**Exercise brief**
Quote the entries word for word. Omit the pictures.

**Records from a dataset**
○ ○ ○

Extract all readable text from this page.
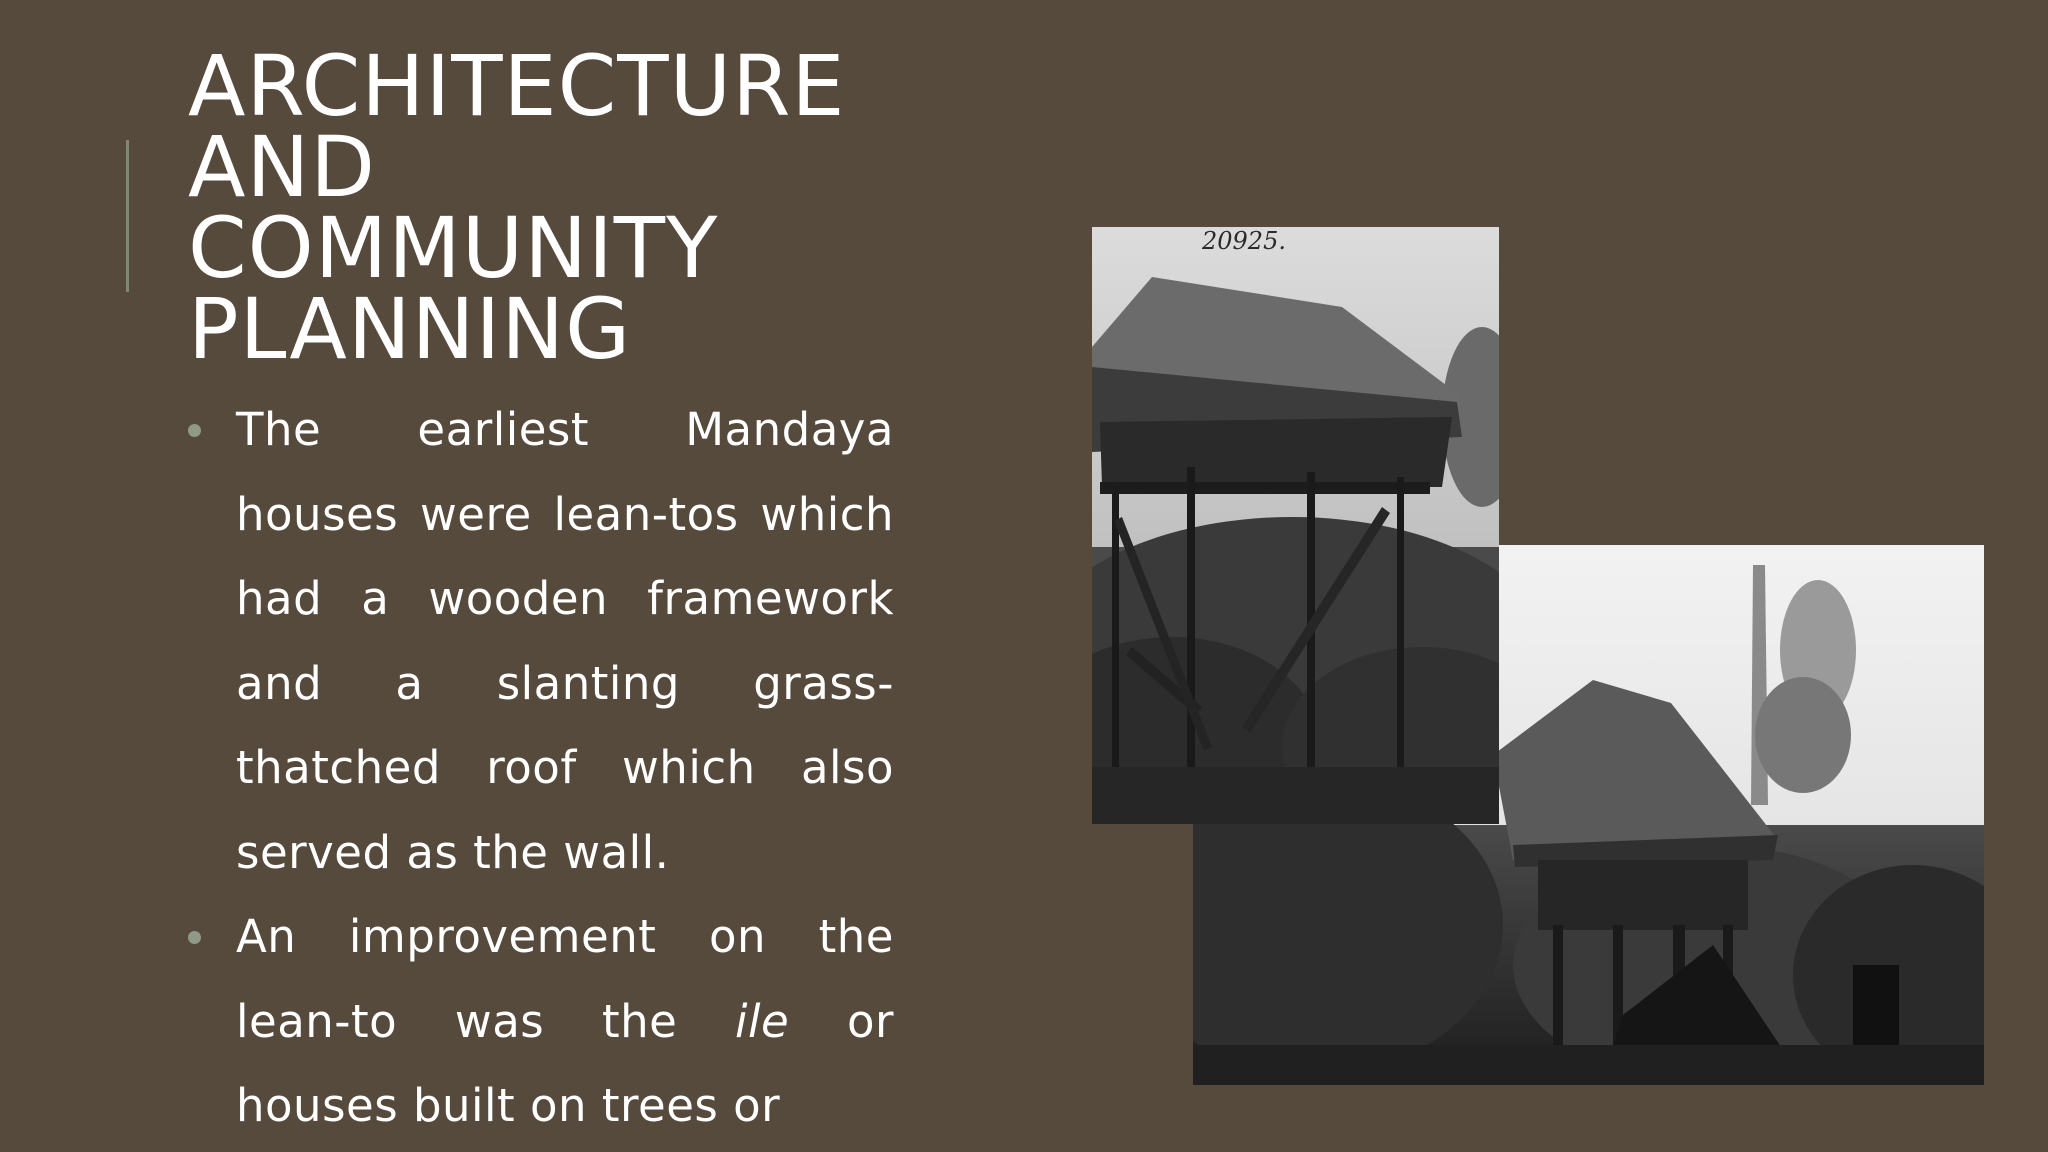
ARCHITECTURE
AND
COMMUNITY
PLANNING
The earliest Mandaya houses were lean-tos which had a wooden framework and a slanting grass-thatched roof which also served as the wall.
An improvement on the lean-to was the ile or houses built on trees or
20925.
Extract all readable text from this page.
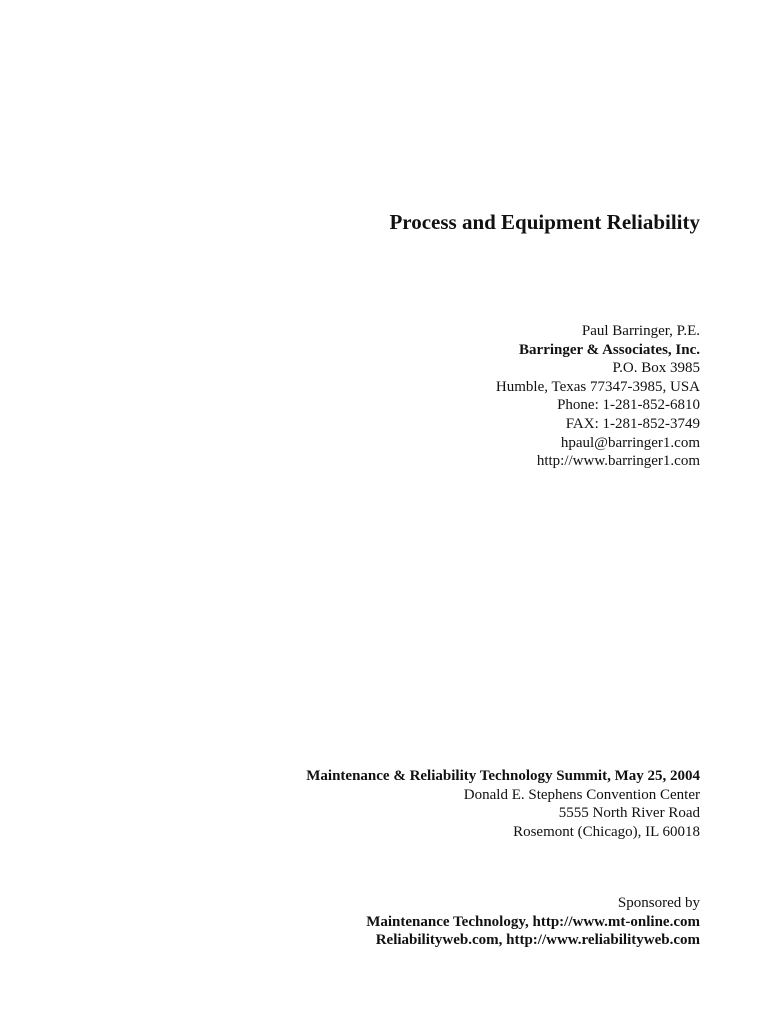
Process and Equipment Reliability
Paul Barringer, P.E.
Barringer & Associates, Inc.
P.O. Box 3985
Humble, Texas 77347-3985, USA
Phone: 1-281-852-6810
FAX: 1-281-852-3749
hpaul@barringer1.com
http://www.barringer1.com
Maintenance & Reliability Technology Summit, May 25, 2004
Donald E. Stephens Convention Center
5555 North River Road
Rosemont (Chicago), IL 60018
Sponsored by
Maintenance Technology, http://www.mt-online.com
Reliabilityweb.com, http://www.reliabilityweb.com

○ ○ ○

**Result of the exercise**
Extract all readable text from this page.
ARCHITECTURE
AND
COMMUNITY
PLANNING
The earliest Mandaya houses were lean-tos which had a wooden framework and a slanting grass-thatched roof which also served as the wall.
An improvement on the lean-to was the ile or houses built on trees or
20925.
Extract all readable text from this page.
Process and Equipment Reliability
Paul Barringer, P.E.
Barringer & Associates, Inc.
P.O. Box 3985
Humble, Texas 77347-3985, USA
Phone: 1-281-852-6810
FAX: 1-281-852-3749
hpaul@barringer1.com
http://www.barringer1.com
Maintenance & Reliability Technology Summit, May 25, 2004
Donald E. Stephens Convention Center
5555 North River Road
Rosemont (Chicago), IL 60018
Sponsored by
Maintenance Technology, http://www.mt-online.com
Reliabilityweb.com, http://www.reliabilityweb.com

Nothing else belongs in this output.